§ Work required: Which lines in the records below contain the word "area"? Copy each of them.

§ Data excerpts:
________________________________________
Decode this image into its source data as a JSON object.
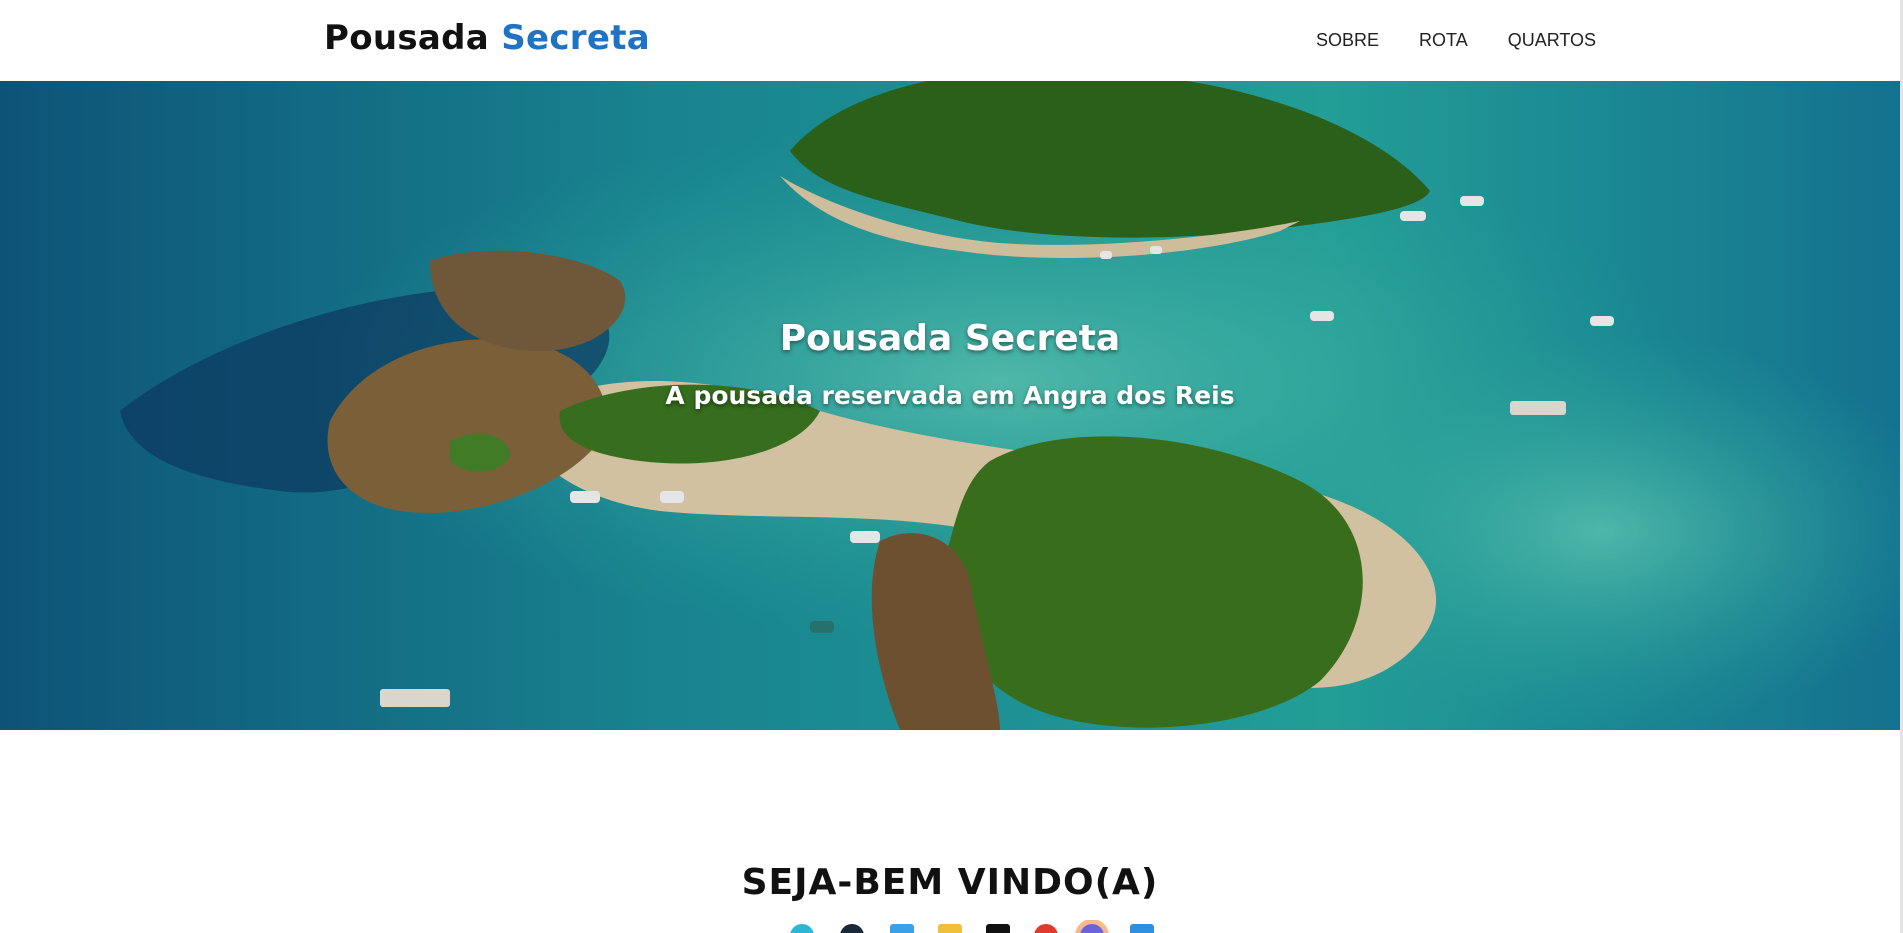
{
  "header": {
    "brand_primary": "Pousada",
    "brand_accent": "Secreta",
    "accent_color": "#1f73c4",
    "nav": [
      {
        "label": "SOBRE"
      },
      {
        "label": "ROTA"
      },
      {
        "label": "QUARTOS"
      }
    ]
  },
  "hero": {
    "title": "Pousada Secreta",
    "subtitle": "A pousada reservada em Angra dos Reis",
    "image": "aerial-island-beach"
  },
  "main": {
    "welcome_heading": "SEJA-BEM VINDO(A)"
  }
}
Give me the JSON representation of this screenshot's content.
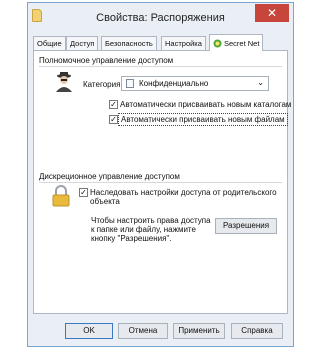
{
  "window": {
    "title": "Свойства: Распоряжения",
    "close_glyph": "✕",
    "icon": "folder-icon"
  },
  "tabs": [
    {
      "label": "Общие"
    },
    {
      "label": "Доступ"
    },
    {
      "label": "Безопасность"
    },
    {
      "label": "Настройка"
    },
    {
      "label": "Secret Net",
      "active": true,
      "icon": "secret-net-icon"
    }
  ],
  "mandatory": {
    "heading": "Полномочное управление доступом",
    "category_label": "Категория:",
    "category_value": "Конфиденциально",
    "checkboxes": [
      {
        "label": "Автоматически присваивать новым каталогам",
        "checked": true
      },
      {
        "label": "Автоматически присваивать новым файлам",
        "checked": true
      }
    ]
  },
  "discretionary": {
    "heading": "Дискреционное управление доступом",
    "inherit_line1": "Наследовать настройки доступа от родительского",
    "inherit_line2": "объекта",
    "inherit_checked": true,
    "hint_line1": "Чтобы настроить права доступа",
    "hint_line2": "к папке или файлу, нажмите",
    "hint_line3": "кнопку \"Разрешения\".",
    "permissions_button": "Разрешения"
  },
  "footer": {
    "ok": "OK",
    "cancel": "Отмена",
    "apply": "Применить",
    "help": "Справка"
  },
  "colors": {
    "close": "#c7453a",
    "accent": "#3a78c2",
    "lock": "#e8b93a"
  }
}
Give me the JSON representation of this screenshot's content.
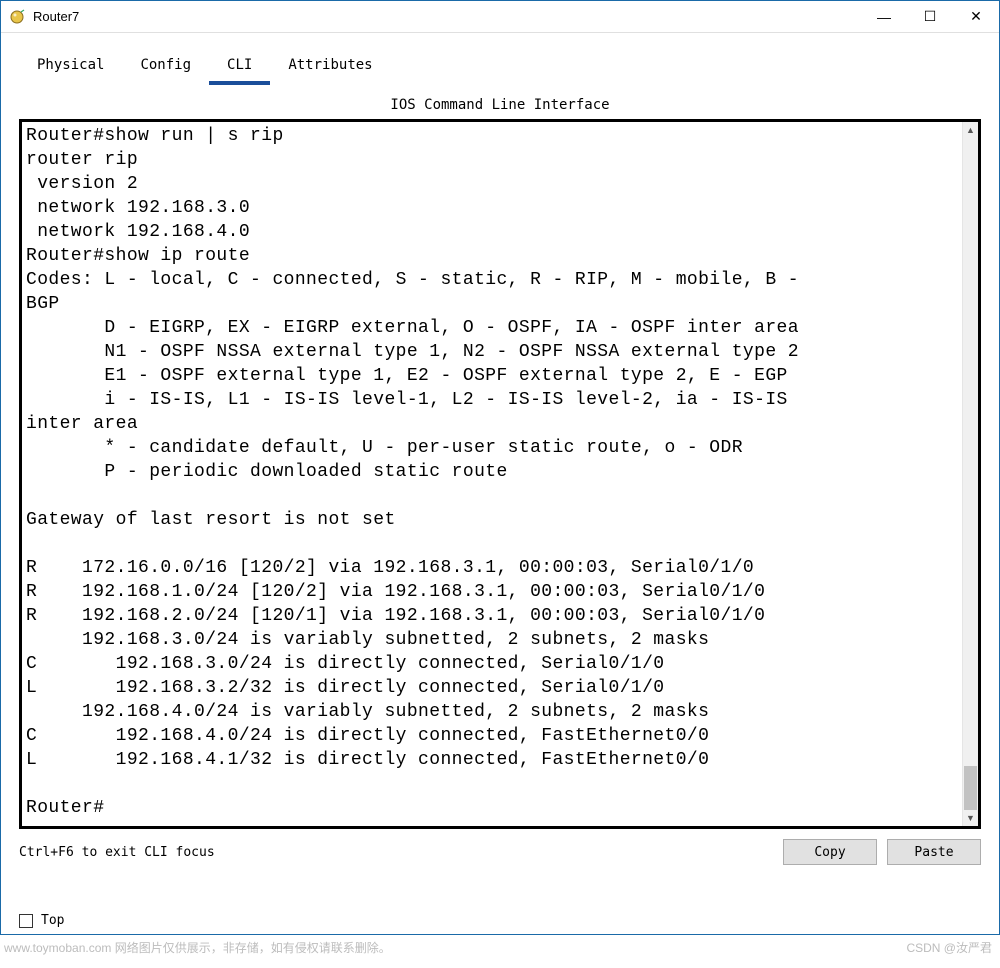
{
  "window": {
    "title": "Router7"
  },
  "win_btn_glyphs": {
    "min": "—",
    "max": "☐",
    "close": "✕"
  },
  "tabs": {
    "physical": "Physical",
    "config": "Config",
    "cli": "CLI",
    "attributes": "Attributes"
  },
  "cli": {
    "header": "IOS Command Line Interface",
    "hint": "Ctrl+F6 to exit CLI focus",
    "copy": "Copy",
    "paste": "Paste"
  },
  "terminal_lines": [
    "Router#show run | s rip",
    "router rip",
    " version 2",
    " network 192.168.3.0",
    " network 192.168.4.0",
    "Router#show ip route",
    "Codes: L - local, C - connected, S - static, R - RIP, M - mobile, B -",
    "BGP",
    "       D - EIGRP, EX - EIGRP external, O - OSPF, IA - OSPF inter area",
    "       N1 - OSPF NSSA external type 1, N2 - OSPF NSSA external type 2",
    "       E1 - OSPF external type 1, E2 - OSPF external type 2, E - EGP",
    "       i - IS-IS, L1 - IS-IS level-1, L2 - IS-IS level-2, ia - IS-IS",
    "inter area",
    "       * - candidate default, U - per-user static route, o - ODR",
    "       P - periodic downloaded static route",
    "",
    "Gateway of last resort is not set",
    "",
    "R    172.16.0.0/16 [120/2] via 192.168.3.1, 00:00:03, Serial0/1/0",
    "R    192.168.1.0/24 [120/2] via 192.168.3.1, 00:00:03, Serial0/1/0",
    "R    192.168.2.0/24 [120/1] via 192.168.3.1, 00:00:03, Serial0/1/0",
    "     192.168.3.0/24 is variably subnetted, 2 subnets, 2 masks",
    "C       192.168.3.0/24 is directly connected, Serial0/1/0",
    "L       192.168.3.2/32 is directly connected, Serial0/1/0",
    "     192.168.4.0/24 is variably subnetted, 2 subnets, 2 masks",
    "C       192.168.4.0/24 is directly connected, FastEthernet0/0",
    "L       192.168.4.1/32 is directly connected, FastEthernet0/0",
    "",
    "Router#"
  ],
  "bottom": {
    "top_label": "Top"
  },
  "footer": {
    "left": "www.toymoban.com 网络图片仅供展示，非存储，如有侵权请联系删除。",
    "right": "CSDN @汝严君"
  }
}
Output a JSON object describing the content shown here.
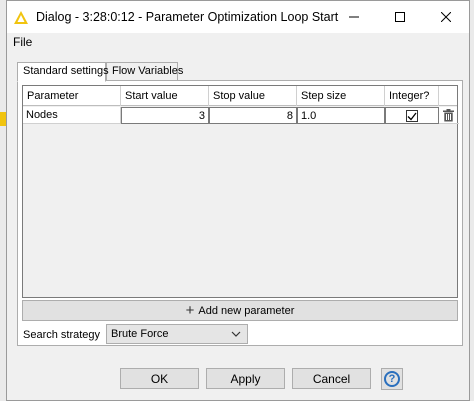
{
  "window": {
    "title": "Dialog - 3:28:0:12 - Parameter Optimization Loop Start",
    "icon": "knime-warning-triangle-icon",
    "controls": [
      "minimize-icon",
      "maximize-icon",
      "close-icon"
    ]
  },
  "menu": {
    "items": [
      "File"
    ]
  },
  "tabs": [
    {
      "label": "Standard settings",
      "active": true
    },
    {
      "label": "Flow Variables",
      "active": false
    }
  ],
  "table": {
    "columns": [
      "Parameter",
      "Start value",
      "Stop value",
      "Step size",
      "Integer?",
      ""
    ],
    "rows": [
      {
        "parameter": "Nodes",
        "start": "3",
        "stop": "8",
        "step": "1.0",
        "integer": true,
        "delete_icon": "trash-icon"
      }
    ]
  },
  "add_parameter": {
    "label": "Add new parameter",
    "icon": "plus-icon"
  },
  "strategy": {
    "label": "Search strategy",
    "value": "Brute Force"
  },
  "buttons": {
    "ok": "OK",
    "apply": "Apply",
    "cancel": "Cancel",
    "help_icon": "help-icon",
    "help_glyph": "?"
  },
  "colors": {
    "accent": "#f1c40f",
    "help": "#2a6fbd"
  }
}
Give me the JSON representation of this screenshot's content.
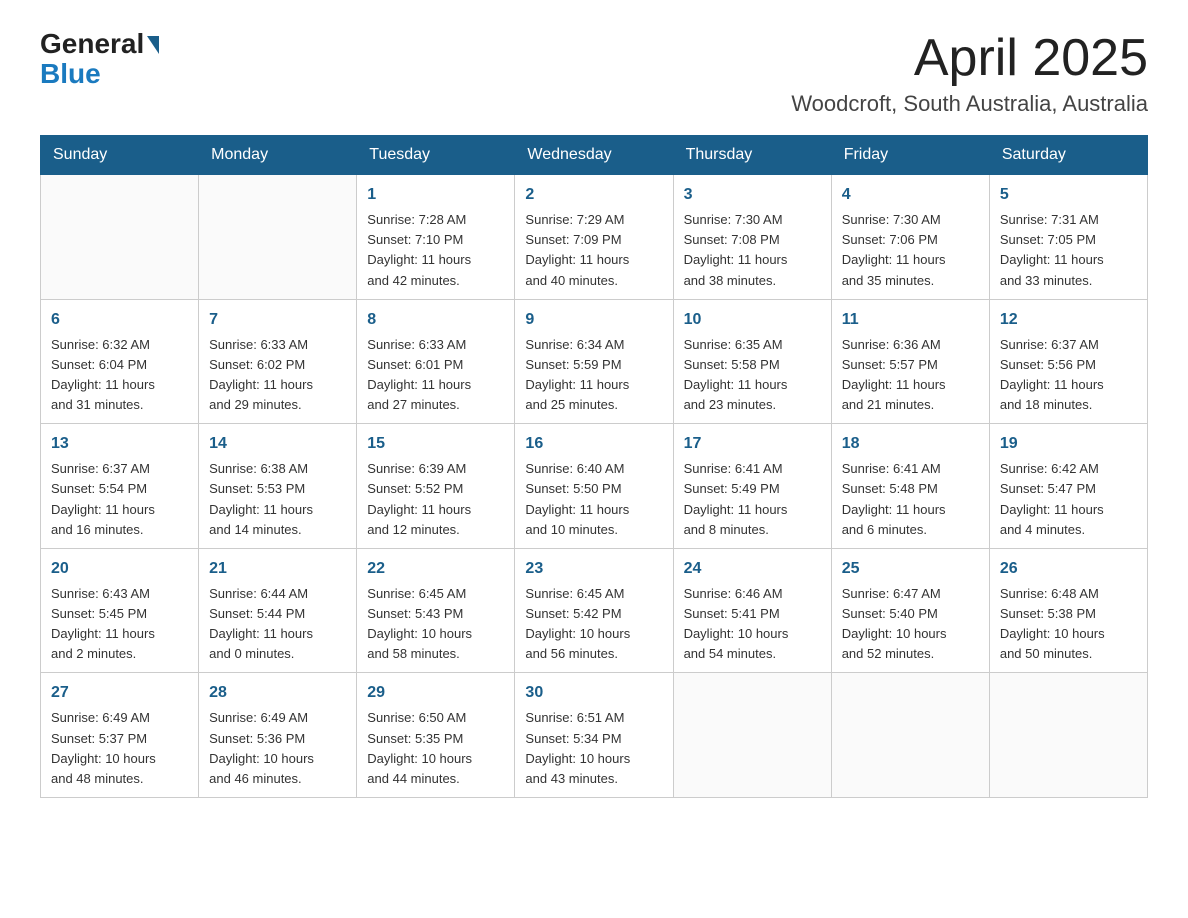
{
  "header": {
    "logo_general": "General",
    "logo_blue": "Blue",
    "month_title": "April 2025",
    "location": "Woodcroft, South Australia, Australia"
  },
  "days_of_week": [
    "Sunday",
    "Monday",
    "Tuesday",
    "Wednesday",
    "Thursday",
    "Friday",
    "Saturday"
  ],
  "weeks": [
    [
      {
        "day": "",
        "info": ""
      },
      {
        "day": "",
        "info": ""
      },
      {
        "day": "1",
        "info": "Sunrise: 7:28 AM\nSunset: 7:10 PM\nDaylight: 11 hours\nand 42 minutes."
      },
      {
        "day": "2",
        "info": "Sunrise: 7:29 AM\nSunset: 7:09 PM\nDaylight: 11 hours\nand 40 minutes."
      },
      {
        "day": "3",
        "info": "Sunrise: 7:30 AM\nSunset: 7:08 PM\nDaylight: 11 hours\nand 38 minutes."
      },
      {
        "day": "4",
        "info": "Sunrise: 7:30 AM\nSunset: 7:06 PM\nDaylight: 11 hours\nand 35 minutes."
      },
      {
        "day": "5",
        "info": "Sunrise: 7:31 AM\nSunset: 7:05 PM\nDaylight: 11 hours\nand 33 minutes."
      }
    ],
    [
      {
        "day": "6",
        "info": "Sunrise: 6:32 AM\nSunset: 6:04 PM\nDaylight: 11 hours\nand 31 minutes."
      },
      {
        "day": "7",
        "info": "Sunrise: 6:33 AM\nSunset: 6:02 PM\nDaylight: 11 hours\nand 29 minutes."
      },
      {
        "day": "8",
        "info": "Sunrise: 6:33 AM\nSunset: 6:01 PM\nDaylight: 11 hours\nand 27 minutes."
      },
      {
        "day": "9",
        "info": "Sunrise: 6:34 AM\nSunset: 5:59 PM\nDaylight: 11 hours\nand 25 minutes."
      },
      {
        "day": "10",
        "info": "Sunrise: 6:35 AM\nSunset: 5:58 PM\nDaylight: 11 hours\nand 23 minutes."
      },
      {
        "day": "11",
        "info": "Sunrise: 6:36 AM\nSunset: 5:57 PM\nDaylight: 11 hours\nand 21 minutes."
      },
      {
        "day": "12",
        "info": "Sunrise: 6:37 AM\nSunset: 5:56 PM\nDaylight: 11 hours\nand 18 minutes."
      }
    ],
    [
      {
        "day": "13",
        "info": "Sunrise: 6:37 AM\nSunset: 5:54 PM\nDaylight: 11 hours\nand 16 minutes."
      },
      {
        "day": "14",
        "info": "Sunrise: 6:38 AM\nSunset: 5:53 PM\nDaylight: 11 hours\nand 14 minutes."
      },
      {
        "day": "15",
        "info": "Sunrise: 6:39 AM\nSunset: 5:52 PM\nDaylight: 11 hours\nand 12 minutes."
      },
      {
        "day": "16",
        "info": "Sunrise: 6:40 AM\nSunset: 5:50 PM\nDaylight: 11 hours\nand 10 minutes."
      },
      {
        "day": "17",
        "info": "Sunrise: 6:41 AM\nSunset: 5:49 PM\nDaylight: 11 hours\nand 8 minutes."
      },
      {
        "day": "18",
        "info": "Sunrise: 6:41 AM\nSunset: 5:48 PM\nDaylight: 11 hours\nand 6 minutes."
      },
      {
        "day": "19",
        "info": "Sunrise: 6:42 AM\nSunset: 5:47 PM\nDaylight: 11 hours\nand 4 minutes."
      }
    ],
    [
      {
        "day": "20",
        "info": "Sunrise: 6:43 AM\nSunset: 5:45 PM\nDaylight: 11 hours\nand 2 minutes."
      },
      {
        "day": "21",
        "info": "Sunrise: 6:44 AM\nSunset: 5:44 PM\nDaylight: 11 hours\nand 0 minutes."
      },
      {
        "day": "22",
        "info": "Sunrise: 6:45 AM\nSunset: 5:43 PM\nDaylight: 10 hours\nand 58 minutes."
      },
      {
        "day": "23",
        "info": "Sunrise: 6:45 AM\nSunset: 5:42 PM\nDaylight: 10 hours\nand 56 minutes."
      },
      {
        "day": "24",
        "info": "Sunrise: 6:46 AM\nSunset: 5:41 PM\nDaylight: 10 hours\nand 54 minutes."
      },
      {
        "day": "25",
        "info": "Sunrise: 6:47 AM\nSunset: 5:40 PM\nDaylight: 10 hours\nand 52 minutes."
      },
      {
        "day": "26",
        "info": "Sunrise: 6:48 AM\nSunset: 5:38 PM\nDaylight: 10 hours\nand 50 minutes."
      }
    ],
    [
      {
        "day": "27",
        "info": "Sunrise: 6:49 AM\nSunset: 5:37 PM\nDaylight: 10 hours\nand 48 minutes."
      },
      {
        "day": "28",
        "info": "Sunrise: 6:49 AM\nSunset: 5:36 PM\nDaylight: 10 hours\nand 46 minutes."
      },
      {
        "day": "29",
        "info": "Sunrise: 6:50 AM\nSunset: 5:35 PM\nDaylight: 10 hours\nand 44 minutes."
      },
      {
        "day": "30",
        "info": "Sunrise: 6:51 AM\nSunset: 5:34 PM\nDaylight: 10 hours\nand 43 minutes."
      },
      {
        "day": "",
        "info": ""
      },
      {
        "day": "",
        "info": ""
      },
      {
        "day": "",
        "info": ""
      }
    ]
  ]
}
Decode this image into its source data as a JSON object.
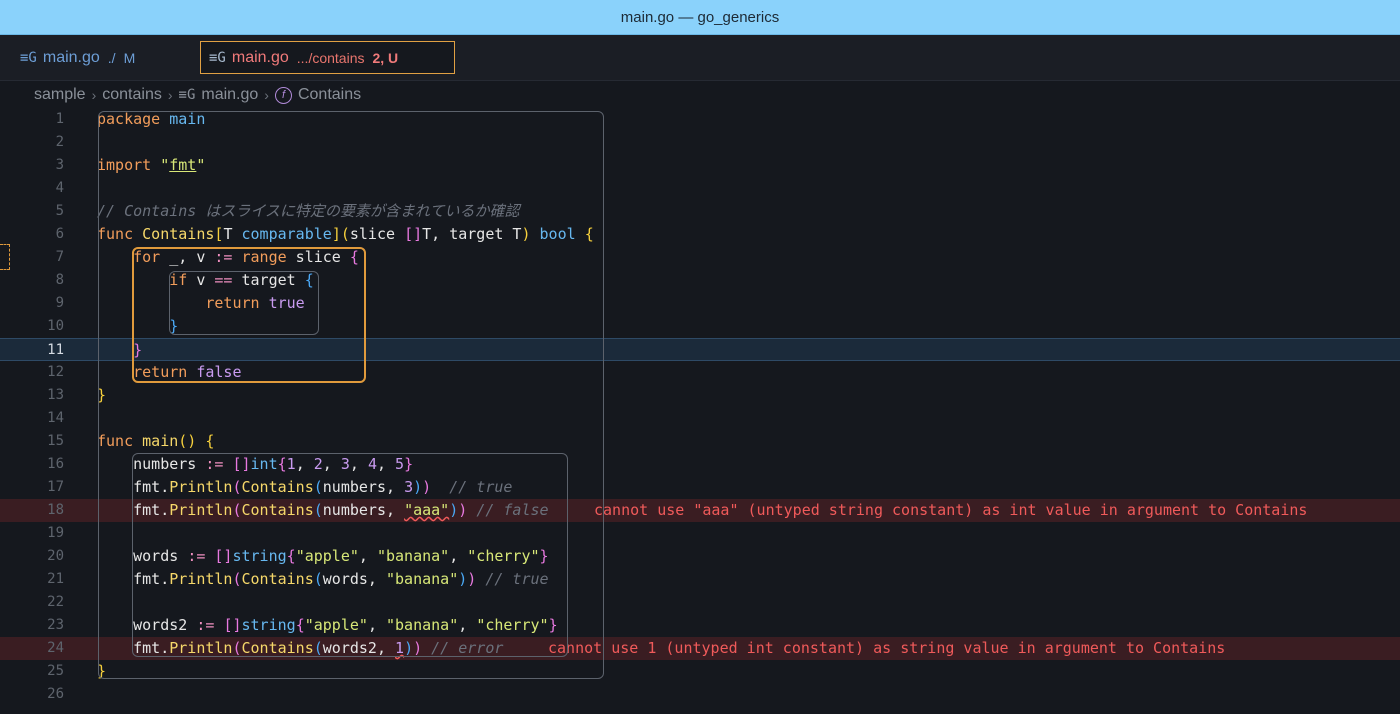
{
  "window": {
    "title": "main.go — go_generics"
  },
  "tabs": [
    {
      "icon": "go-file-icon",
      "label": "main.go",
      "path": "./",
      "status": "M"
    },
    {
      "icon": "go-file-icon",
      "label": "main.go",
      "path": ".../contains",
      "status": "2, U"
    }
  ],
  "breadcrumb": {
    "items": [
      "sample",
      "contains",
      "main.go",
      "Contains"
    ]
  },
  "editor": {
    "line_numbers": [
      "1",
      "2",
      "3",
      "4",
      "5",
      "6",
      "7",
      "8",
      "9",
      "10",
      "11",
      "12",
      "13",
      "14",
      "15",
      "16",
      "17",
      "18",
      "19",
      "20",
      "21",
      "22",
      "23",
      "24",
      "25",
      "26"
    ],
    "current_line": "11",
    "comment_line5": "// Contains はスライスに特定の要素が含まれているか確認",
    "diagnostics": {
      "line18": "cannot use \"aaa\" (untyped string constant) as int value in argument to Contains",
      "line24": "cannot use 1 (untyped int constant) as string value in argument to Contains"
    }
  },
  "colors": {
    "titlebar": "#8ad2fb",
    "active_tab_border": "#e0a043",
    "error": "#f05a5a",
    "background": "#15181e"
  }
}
________________________________________
§ Answer to this task:
    "       D - EIGRP, EX - EIGRP external, O - OSPF, IA - OSPF inter area",
    "inter area",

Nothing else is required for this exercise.